Job: In the material below, list every line carrying the string "Gegründet".
★ ★ ★ ★ ★ ★ ★
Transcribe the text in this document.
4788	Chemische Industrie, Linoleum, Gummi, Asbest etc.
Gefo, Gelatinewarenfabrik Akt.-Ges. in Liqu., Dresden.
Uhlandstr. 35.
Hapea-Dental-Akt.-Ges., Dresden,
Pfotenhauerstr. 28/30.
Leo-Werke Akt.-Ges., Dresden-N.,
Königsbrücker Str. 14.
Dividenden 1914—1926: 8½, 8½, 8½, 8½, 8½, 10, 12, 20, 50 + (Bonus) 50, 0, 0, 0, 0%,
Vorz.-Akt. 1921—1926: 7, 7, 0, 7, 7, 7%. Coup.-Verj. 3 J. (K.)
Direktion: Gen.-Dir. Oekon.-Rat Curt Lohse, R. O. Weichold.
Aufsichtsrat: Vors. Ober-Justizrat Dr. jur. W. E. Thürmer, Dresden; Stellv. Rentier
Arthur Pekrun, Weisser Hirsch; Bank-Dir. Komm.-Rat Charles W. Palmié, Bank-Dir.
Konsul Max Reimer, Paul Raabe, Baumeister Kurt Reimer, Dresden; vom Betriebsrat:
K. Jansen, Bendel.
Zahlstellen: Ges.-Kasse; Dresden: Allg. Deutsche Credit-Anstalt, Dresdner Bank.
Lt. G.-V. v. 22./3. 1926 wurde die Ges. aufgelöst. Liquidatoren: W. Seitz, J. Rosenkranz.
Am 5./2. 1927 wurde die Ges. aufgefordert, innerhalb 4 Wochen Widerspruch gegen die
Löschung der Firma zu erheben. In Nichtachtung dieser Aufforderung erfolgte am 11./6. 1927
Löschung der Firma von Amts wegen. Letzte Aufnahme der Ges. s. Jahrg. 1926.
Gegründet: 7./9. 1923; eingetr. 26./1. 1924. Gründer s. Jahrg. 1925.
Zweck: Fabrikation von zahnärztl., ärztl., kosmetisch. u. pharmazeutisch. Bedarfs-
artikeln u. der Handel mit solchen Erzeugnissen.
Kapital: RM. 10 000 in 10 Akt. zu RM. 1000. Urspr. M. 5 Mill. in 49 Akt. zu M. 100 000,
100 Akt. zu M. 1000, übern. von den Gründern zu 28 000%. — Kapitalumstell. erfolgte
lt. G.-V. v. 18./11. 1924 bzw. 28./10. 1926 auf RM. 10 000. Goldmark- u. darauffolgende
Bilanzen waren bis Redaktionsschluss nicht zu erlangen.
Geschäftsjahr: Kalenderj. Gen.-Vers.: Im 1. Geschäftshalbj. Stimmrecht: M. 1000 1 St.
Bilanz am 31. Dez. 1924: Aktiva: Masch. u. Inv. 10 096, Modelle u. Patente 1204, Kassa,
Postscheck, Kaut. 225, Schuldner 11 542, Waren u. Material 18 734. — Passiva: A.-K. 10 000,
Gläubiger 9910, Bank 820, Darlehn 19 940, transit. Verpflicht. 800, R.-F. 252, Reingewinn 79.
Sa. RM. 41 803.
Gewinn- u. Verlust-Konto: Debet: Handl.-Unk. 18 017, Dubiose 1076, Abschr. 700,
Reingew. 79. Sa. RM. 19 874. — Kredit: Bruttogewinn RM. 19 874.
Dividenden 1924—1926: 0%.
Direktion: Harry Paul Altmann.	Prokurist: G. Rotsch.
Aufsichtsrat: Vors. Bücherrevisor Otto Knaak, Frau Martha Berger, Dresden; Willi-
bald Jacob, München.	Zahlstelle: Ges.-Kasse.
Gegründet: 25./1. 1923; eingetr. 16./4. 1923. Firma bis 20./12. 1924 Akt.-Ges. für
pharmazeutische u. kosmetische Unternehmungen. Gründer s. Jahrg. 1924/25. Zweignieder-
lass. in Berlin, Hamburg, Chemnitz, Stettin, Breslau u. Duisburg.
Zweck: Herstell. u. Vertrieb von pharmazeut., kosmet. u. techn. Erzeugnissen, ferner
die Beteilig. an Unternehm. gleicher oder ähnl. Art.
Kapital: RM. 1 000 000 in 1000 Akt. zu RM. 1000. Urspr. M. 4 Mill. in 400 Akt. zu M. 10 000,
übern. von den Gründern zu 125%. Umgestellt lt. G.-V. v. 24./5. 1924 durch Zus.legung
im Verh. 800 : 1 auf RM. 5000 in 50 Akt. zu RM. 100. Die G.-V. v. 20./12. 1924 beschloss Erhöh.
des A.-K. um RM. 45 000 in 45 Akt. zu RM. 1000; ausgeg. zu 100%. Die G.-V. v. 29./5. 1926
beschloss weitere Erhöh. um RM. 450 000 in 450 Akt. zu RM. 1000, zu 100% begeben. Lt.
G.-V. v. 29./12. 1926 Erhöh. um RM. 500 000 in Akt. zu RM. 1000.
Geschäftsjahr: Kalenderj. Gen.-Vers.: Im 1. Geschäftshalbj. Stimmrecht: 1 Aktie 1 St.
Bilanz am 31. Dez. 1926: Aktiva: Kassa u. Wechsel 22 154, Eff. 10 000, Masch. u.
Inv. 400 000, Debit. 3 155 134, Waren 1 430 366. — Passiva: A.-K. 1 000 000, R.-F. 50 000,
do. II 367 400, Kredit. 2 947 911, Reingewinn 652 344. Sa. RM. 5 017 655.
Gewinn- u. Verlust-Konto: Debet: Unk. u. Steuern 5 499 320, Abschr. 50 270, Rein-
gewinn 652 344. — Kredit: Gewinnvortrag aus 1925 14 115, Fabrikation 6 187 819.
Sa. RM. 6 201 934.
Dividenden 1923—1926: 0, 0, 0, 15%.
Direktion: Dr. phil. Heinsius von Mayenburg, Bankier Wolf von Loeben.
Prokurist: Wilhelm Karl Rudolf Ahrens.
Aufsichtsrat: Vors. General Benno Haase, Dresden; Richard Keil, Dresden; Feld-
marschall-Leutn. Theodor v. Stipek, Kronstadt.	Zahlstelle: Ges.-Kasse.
★ ★ ★ ★ ★ ★ ★
Result of this exercise:
Gegründet: 7./9. 1923; eingetr. 26./1. 1924. Gründer s. Jahrg. 1925.
Gegründet: 25./1. 1923; eingetr. 16./4. 1923. Firma bis 20./12. 1924 Akt.-Ges. für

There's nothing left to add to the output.